- Exercise objective -
Quote, without change, all of the lines that follow.

——————

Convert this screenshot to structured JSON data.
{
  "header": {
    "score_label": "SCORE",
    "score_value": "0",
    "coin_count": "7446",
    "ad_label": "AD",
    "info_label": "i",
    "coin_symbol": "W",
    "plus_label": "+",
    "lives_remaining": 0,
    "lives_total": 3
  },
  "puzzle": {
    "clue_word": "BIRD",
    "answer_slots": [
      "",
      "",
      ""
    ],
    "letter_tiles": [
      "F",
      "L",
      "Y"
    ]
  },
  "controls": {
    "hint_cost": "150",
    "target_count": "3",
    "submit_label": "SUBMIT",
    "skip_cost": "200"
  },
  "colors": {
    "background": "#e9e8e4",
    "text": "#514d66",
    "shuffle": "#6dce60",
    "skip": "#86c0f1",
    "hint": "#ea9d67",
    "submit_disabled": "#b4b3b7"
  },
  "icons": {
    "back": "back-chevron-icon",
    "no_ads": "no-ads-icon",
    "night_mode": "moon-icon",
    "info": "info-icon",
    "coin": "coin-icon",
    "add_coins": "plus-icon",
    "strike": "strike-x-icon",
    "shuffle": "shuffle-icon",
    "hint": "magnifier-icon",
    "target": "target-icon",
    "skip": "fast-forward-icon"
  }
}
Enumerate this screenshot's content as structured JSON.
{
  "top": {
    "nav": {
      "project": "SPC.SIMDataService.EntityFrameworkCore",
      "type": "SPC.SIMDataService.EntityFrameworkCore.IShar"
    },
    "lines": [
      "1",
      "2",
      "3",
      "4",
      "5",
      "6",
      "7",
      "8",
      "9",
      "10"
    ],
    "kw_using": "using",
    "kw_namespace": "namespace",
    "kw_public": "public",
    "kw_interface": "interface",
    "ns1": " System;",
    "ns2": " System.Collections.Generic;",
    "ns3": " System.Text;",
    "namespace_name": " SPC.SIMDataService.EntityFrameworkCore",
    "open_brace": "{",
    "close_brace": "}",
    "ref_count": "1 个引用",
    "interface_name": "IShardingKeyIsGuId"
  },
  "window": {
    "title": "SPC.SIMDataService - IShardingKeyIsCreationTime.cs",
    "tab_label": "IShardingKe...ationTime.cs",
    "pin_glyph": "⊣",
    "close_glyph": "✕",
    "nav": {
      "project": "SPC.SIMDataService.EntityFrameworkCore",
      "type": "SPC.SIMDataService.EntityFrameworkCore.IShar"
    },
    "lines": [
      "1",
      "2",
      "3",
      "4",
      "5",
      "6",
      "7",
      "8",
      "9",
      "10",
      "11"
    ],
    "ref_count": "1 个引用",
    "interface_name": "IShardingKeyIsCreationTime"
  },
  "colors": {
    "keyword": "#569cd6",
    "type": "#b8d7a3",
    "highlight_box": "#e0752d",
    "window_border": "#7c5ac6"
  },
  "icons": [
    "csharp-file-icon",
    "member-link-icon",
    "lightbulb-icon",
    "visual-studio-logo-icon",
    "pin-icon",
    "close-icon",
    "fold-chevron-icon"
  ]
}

——————

- The result -
Convert this screenshot to structured JSON data.
{
  "header": {
    "score_label": "SCORE",
    "score_value": "0",
    "coin_count": "7446",
    "ad_label": "AD",
    "info_label": "i",
    "coin_symbol": "W",
    "plus_label": "+",
    "lives_remaining": 0,
    "lives_total": 3
  },
  "puzzle": {
    "clue_word": "BIRD",
    "answer_slots": [
      "",
      "",
      ""
    ],
    "letter_tiles": [
      "F",
      "L",
      "Y"
    ]
  },
  "controls": {
    "hint_cost": "150",
    "target_count": "3",
    "submit_label": "SUBMIT",
    "skip_cost": "200"
  },
  "colors": {
    "background": "#e9e8e4",
    "text": "#514d66",
    "shuffle": "#6dce60",
    "skip": "#86c0f1",
    "hint": "#ea9d67",
    "submit_disabled": "#b4b3b7"
  },
  "icons": {
    "back": "back-chevron-icon",
    "no_ads": "no-ads-icon",
    "night_mode": "moon-icon",
    "info": "info-icon",
    "coin": "coin-icon",
    "add_coins": "plus-icon",
    "strike": "strike-x-icon",
    "shuffle": "shuffle-icon",
    "hint": "magnifier-icon",
    "target": "target-icon",
    "skip": "fast-forward-icon"
  }
}
Enumerate this screenshot's content as structured JSON.
{
  "top": {
    "nav": {
      "project": "SPC.SIMDataService.EntityFrameworkCore",
      "type": "SPC.SIMDataService.EntityFrameworkCore.IShar"
    },
    "lines": [
      "1",
      "2",
      "3",
      "4",
      "5",
      "6",
      "7",
      "8",
      "9",
      "10"
    ],
    "kw_using": "using",
    "kw_namespace": "namespace",
    "kw_public": "public",
    "kw_interface": "interface",
    "ns1": " System;",
    "ns2": " System.Collections.Generic;",
    "ns3": " System.Text;",
    "namespace_name": " SPC.SIMDataService.EntityFrameworkCore",
    "open_brace": "{",
    "close_brace": "}",
    "ref_count": "1 个引用",
    "interface_name": "IShardingKeyIsGuId"
  },
  "window": {
    "title": "SPC.SIMDataService - IShardingKeyIsCreationTime.cs",
    "tab_label": "IShardingKe...ationTime.cs",
    "pin_glyph": "⊣",
    "close_glyph": "✕",
    "nav": {
      "project": "SPC.SIMDataService.EntityFrameworkCore",
      "type": "SPC.SIMDataService.EntityFrameworkCore.IShar"
    },
    "lines": [
      "1",
      "2",
      "3",
      "4",
      "5",
      "6",
      "7",
      "8",
      "9",
      "10",
      "11"
    ],
    "ref_count": "1 个引用",
    "interface_name": "IShardingKeyIsCreationTime"
  },
  "colors": {
    "keyword": "#569cd6",
    "type": "#b8d7a3",
    "highlight_box": "#e0752d",
    "window_border": "#7c5ac6"
  },
  "icons": [
    "csharp-file-icon",
    "member-link-icon",
    "lightbulb-icon",
    "visual-studio-logo-icon",
    "pin-icon",
    "close-icon",
    "fold-chevron-icon"
  ]
}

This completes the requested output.